Data records:
────────────────────

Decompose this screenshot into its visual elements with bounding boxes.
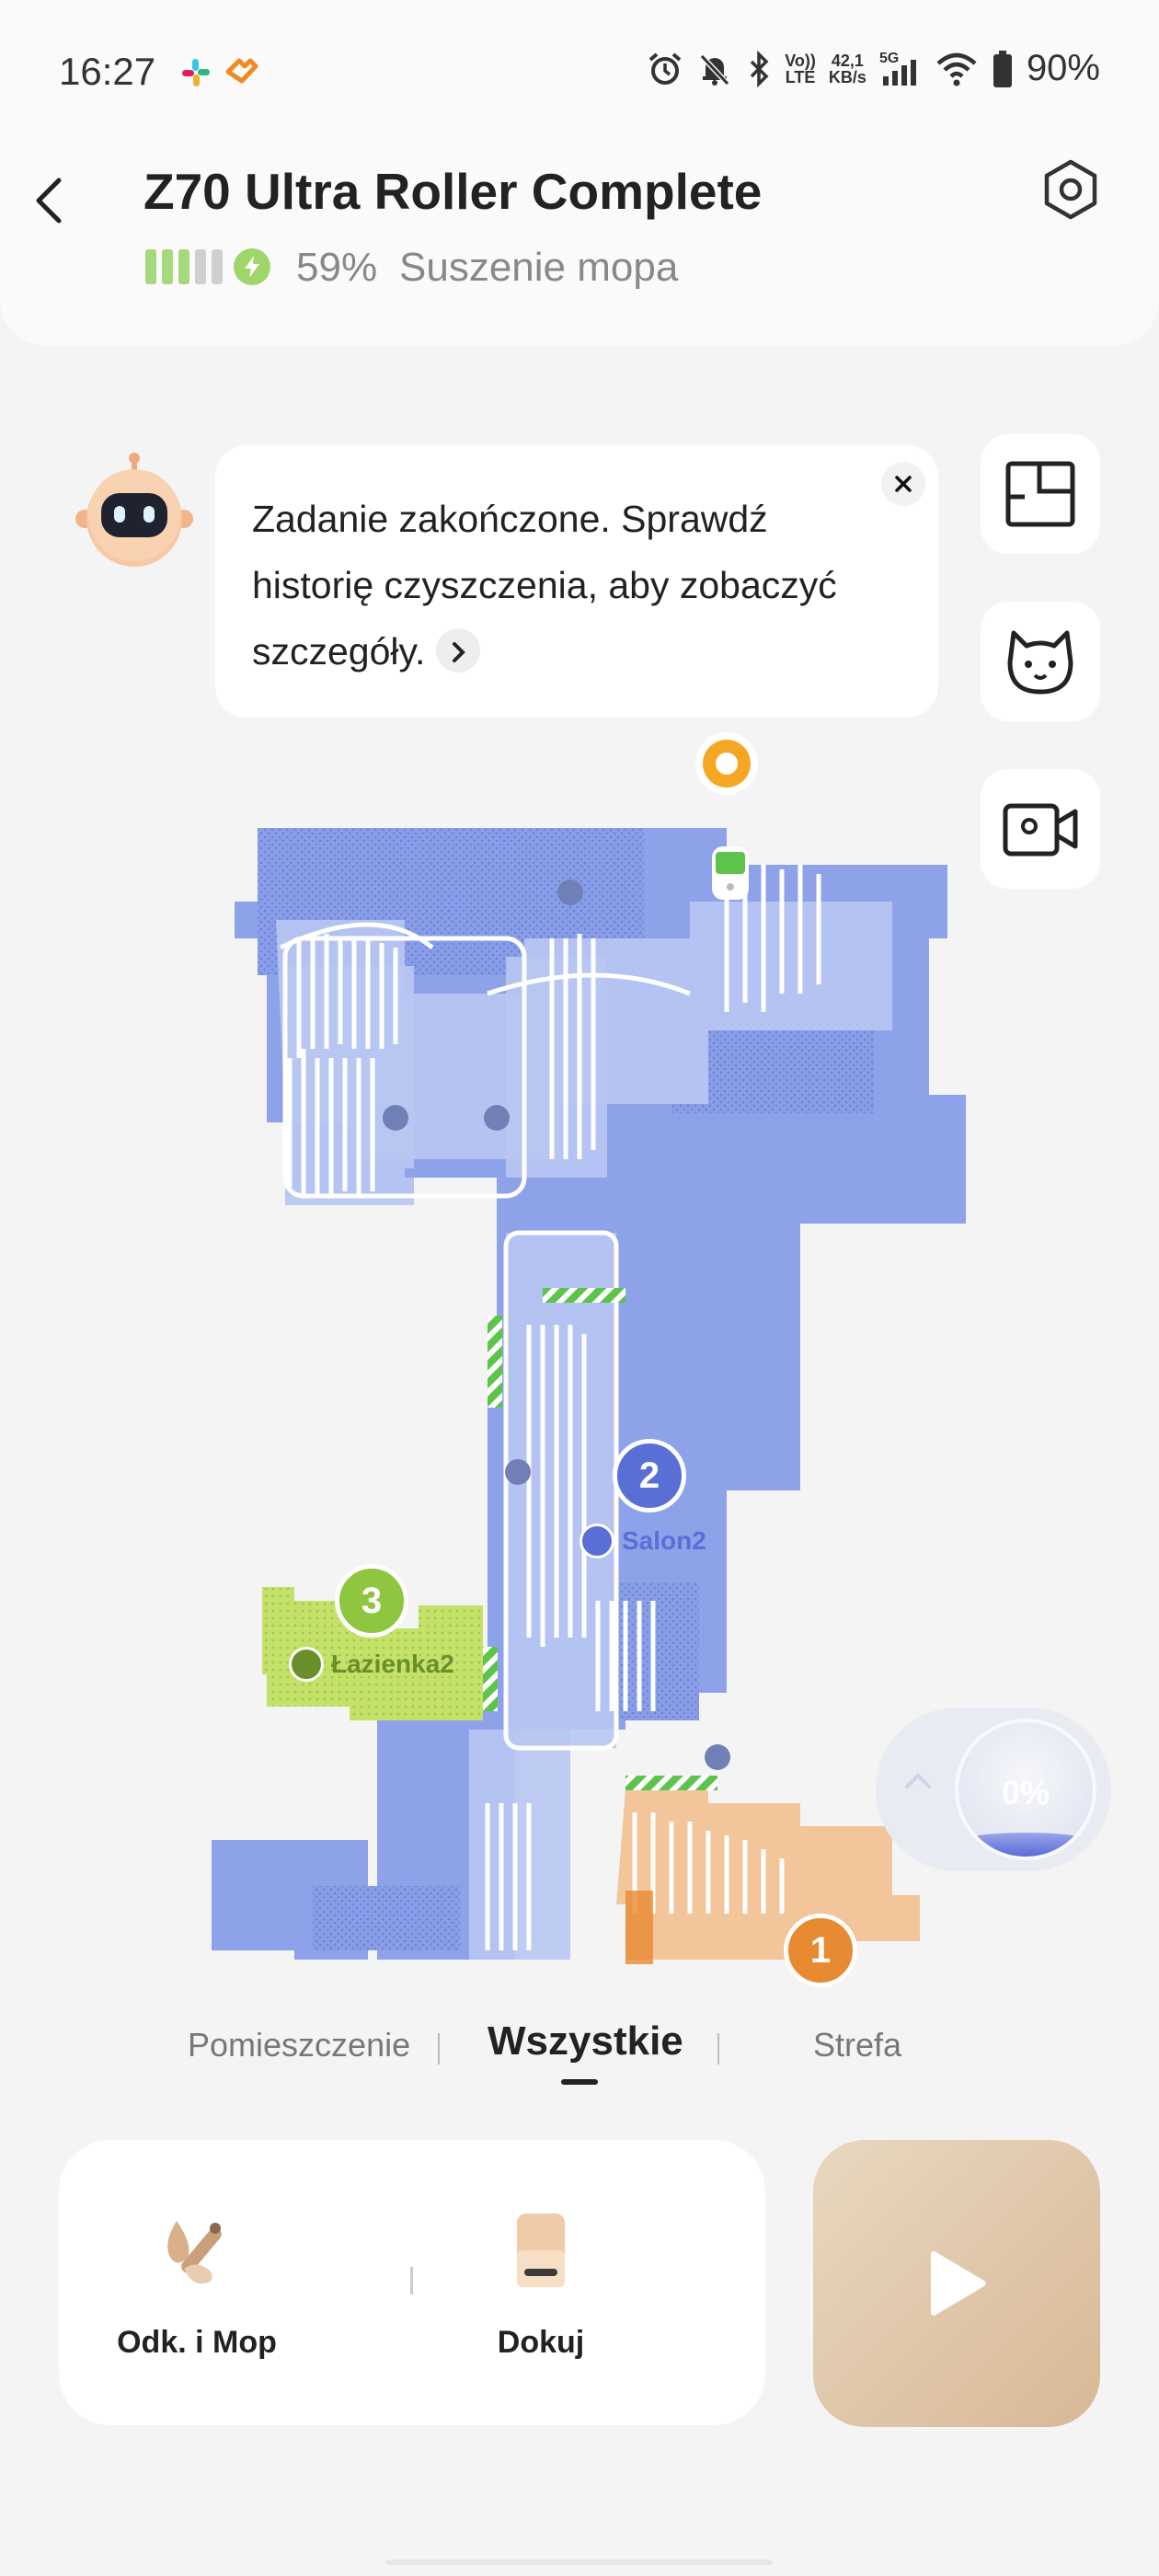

────────────────────

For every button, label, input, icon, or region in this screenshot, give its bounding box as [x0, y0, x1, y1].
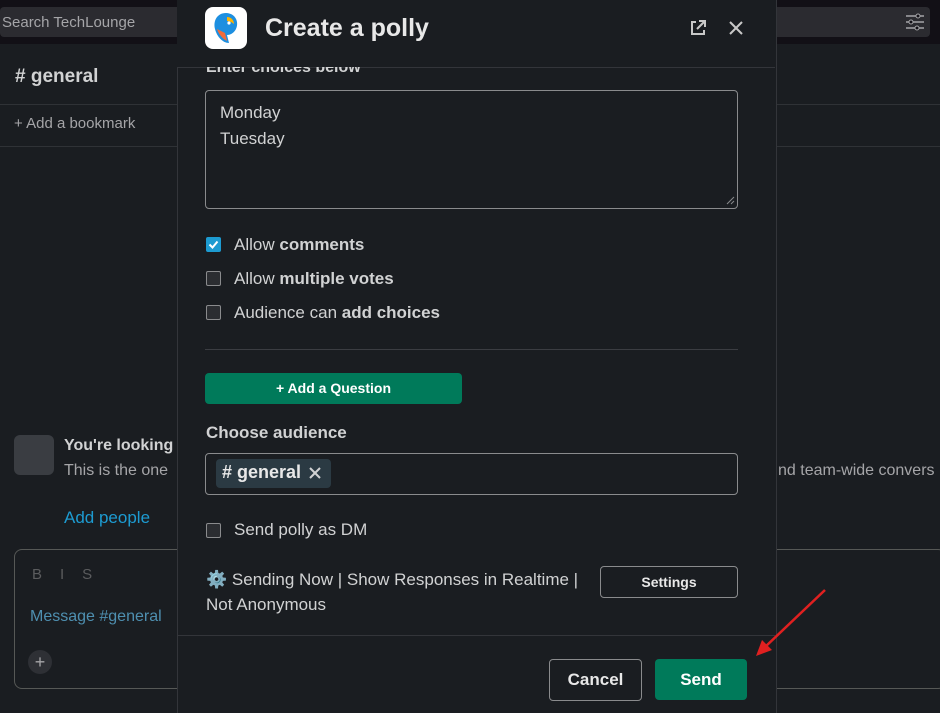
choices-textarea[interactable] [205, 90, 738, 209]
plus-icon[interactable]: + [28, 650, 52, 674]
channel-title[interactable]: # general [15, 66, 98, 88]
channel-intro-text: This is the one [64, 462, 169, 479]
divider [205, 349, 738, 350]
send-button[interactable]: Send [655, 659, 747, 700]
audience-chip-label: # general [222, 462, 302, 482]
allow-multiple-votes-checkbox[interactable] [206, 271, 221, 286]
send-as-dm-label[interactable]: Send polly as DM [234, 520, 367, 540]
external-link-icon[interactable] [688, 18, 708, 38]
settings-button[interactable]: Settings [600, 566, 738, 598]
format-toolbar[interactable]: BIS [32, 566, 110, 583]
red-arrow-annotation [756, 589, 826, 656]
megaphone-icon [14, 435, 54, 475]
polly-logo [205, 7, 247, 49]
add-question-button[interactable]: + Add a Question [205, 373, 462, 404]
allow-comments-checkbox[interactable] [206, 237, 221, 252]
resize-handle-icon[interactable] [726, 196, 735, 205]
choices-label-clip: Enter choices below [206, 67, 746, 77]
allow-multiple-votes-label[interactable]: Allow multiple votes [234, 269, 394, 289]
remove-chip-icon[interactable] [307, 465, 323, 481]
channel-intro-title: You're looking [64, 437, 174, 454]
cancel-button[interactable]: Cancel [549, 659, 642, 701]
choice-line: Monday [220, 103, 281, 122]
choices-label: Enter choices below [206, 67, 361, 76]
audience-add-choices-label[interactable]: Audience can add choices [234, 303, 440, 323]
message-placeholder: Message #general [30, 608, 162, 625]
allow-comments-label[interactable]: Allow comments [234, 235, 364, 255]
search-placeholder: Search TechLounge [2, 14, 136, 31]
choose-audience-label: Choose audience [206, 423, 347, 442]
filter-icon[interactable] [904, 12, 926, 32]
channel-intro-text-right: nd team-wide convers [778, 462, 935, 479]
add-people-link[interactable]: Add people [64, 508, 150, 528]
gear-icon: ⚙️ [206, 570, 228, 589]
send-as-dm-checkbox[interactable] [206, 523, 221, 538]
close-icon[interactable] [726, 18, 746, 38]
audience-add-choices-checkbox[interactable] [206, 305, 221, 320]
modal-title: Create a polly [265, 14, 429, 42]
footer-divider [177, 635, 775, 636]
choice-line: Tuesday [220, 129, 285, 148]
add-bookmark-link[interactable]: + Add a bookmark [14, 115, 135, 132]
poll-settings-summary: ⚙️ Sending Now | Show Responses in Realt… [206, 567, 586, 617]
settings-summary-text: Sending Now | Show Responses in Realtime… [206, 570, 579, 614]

────────────────────

Your instructions: Please write out the items again, beginning at the line that has "For every button, label, input, icon, or" and stopping after the line that has "allow-comments-checkbox[interactable] [206, 237, 221, 252]", with "checkbox" replaced by "toggle" and nothing else changed. Omit the pictures.

Solution for this task:
For every button, label, input, icon, or region in this screenshot, give its bounding box as [x0, y0, x1, y1].
choices-textarea[interactable] [205, 90, 738, 209]
plus-icon[interactable]: + [28, 650, 52, 674]
channel-title[interactable]: # general [15, 66, 98, 88]
channel-intro-text: This is the one [64, 462, 169, 479]
divider [205, 349, 738, 350]
send-button[interactable]: Send [655, 659, 747, 700]
audience-chip-label: # general [222, 462, 302, 482]
allow-multiple-votes-toggle[interactable] [206, 271, 221, 286]
send-as-dm-label[interactable]: Send polly as DM [234, 520, 367, 540]
external-link-icon[interactable] [688, 18, 708, 38]
settings-button[interactable]: Settings [600, 566, 738, 598]
format-toolbar[interactable]: BIS [32, 566, 110, 583]
red-arrow-annotation [756, 589, 826, 656]
megaphone-icon [14, 435, 54, 475]
polly-logo [205, 7, 247, 49]
add-question-button[interactable]: + Add a Question [205, 373, 462, 404]
allow-comments-toggle[interactable] [206, 237, 221, 252]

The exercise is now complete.